Rows from a dataset:
----------

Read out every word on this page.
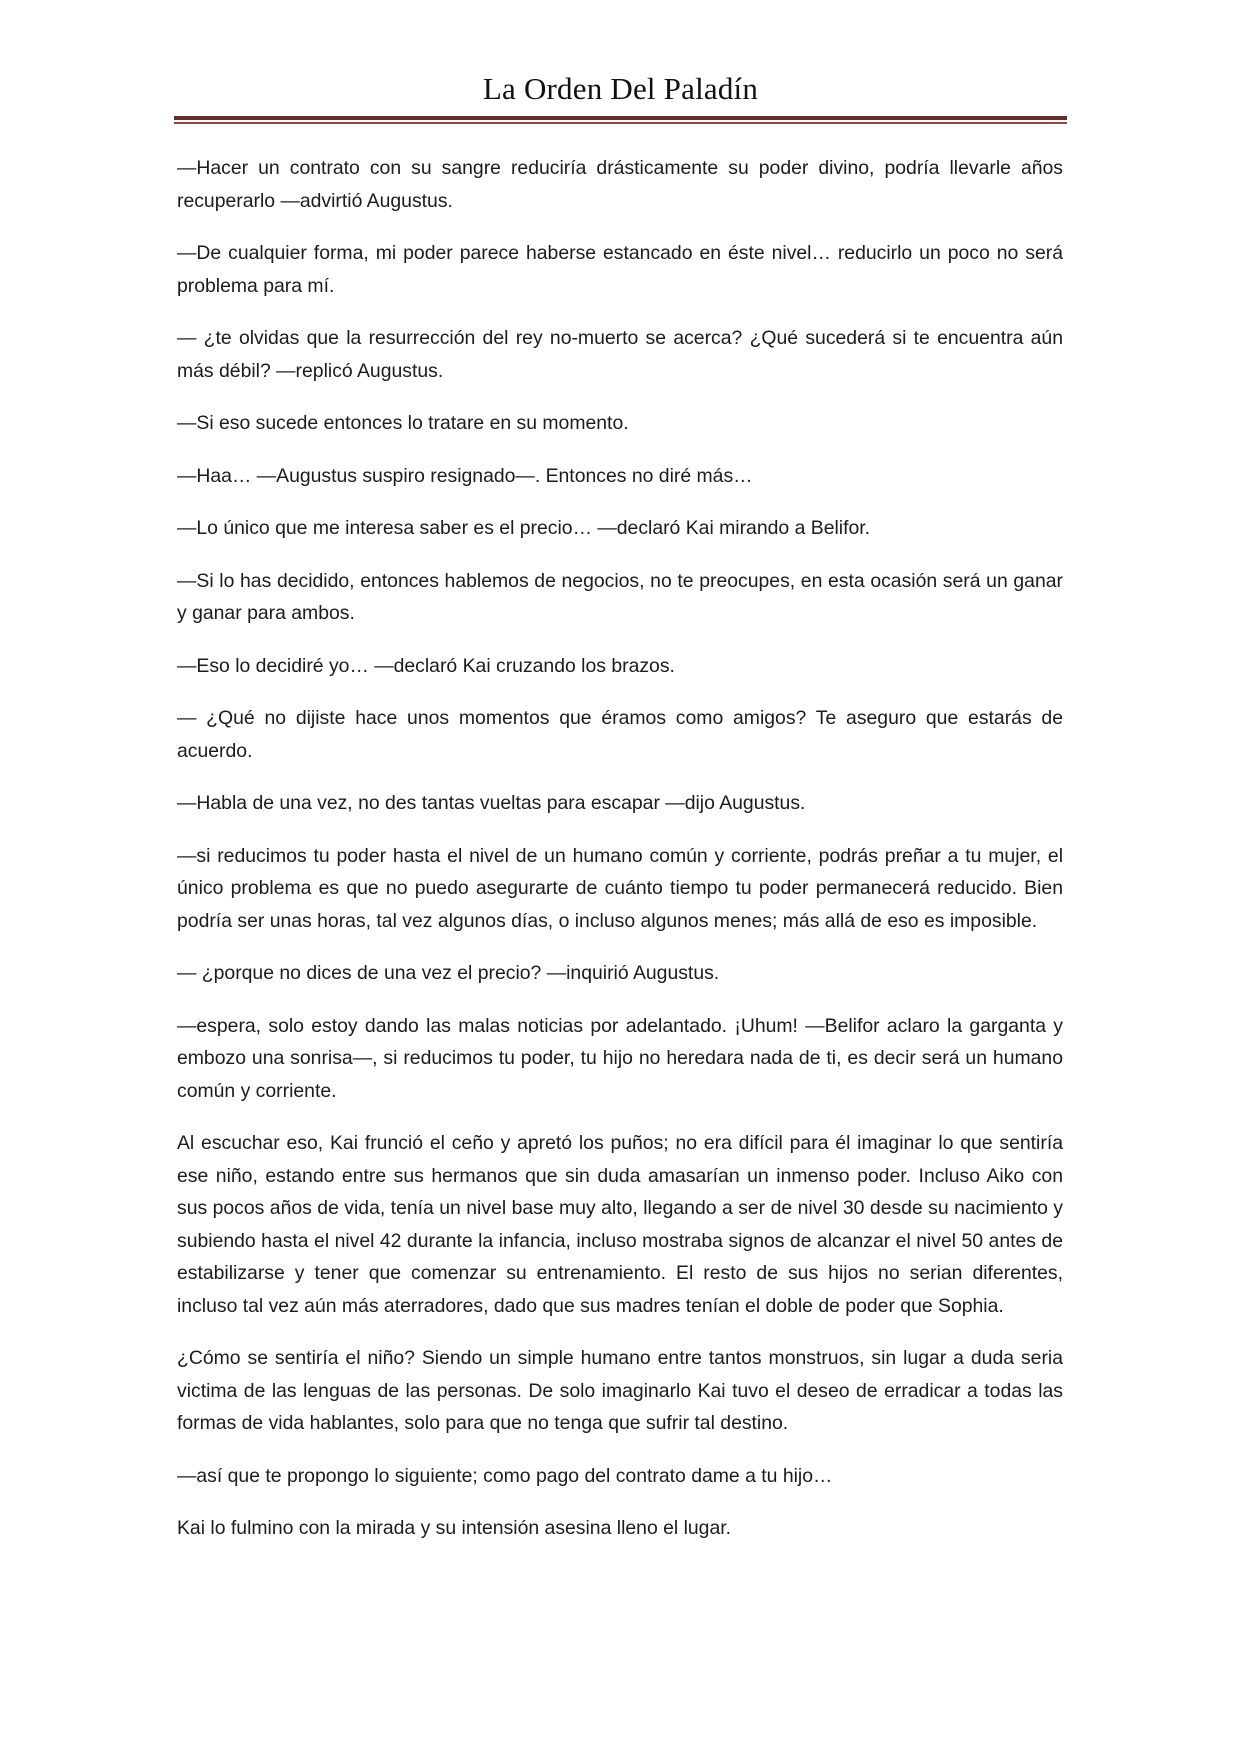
La Orden Del Paladín

—Hacer un contrato con su sangre reduciría drásticamente su poder divino, podría llevarle años recuperarlo —advirtió Augustus.

—De cualquier forma, mi poder parece haberse estancado en éste nivel… reducirlo un poco no será problema para mí.

— ¿te olvidas que la resurrección del rey no-muerto se acerca? ¿Qué sucederá si te encuentra aún más débil? —replicó Augustus.

—Si eso sucede entonces lo tratare en su momento.

—Haa… —Augustus suspiro resignado—. Entonces no diré más…

—Lo único que me interesa saber es el precio… —declaró Kai mirando a Belifor.

—Si lo has decidido, entonces hablemos de negocios, no te preocupes, en esta ocasión será un ganar y ganar para ambos.

—Eso lo decidiré yo… —declaró Kai cruzando los brazos.

— ¿Qué no dijiste hace unos momentos que éramos como amigos? Te aseguro que estarás de acuerdo.

—Habla de una vez, no des tantas vueltas para escapar —dijo Augustus.

—si reducimos tu poder hasta el nivel de un humano común y corriente, podrás preñar a tu mujer, el único problema es que no puedo asegurarte de cuánto tiempo tu poder permanecerá reducido. Bien podría ser unas horas, tal vez algunos días, o incluso algunos menes; más allá de eso es imposible.

— ¿porque no dices de una vez el precio? —inquirió Augustus.

—espera, solo estoy dando las malas noticias por adelantado. ¡Uhum! —Belifor aclaro la garganta y embozo una sonrisa—, si reducimos tu poder, tu hijo no heredara nada de ti, es decir será un humano común y corriente.

Al escuchar eso, Kai frunció el ceño y apretó los puños; no era difícil para él imaginar lo que sentiría ese niño, estando entre sus hermanos que sin duda amasarían un inmenso poder. Incluso Aiko con sus pocos años de vida, tenía un nivel base muy alto, llegando a ser de nivel 30 desde su nacimiento y subiendo hasta el nivel 42 durante la infancia, incluso mostraba signos de alcanzar el nivel 50 antes de estabilizarse y tener que comenzar su entrenamiento. El resto de sus hijos no serian diferentes, incluso tal vez aún más aterradores, dado que sus madres tenían el doble de poder que Sophia.

¿Cómo se sentiría el niño? Siendo un simple humano entre tantos monstruos, sin lugar a duda seria victima de las lenguas de las personas. De solo imaginarlo Kai tuvo el deseo de erradicar a todas las formas de vida hablantes, solo para que no tenga que sufrir tal destino.

—así que te propongo lo siguiente; como pago del contrato dame a tu hijo…

Kai lo fulmino con la mirada y su intensión asesina lleno el lugar.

----------

Directions for this task: Repeat the records word for word. Any picture in them should be left out.

Response to the exercise:
Read out every word on this page.
La Orden Del Paladín

—Hacer un contrato con su sangre reduciría drásticamente su poder divino, podría llevarle años recuperarlo —advirtió Augustus.

—De cualquier forma, mi poder parece haberse estancado en éste nivel… reducirlo un poco no será problema para mí.

— ¿te olvidas que la resurrección del rey no-muerto se acerca? ¿Qué sucederá si te encuentra aún más débil? —replicó Augustus.

—Si eso sucede entonces lo tratare en su momento.

—Haa… —Augustus suspiro resignado—. Entonces no diré más…

—Lo único que me interesa saber es el precio… —declaró Kai mirando a Belifor.

—Si lo has decidido, entonces hablemos de negocios, no te preocupes, en esta ocasión será un ganar y ganar para ambos.

—Eso lo decidiré yo… —declaró Kai cruzando los brazos.

— ¿Qué no dijiste hace unos momentos que éramos como amigos? Te aseguro que estarás de acuerdo.

—Habla de una vez, no des tantas vueltas para escapar —dijo Augustus.

—si reducimos tu poder hasta el nivel de un humano común y corriente, podrás preñar a tu mujer, el único problema es que no puedo asegurarte de cuánto tiempo tu poder permanecerá reducido. Bien podría ser unas horas, tal vez algunos días, o incluso algunos menes; más allá de eso es imposible.

— ¿porque no dices de una vez el precio? —inquirió Augustus.

—espera, solo estoy dando las malas noticias por adelantado. ¡Uhum! —Belifor aclaro la garganta y embozo una sonrisa—, si reducimos tu poder, tu hijo no heredara nada de ti, es decir será un humano común y corriente.

Al escuchar eso, Kai frunció el ceño y apretó los puños; no era difícil para él imaginar lo que sentiría ese niño, estando entre sus hermanos que sin duda amasarían un inmenso poder. Incluso Aiko con sus pocos años de vida, tenía un nivel base muy alto, llegando a ser de nivel 30 desde su nacimiento y subiendo hasta el nivel 42 durante la infancia, incluso mostraba signos de alcanzar el nivel 50 antes de estabilizarse y tener que comenzar su entrenamiento. El resto de sus hijos no serian diferentes, incluso tal vez aún más aterradores, dado que sus madres tenían el doble de poder que Sophia.

¿Cómo se sentiría el niño? Siendo un simple humano entre tantos monstruos, sin lugar a duda seria victima de las lenguas de las personas. De solo imaginarlo Kai tuvo el deseo de erradicar a todas las formas de vida hablantes, solo para que no tenga que sufrir tal destino.

—así que te propongo lo siguiente; como pago del contrato dame a tu hijo…

Kai lo fulmino con la mirada y su intensión asesina lleno el lugar.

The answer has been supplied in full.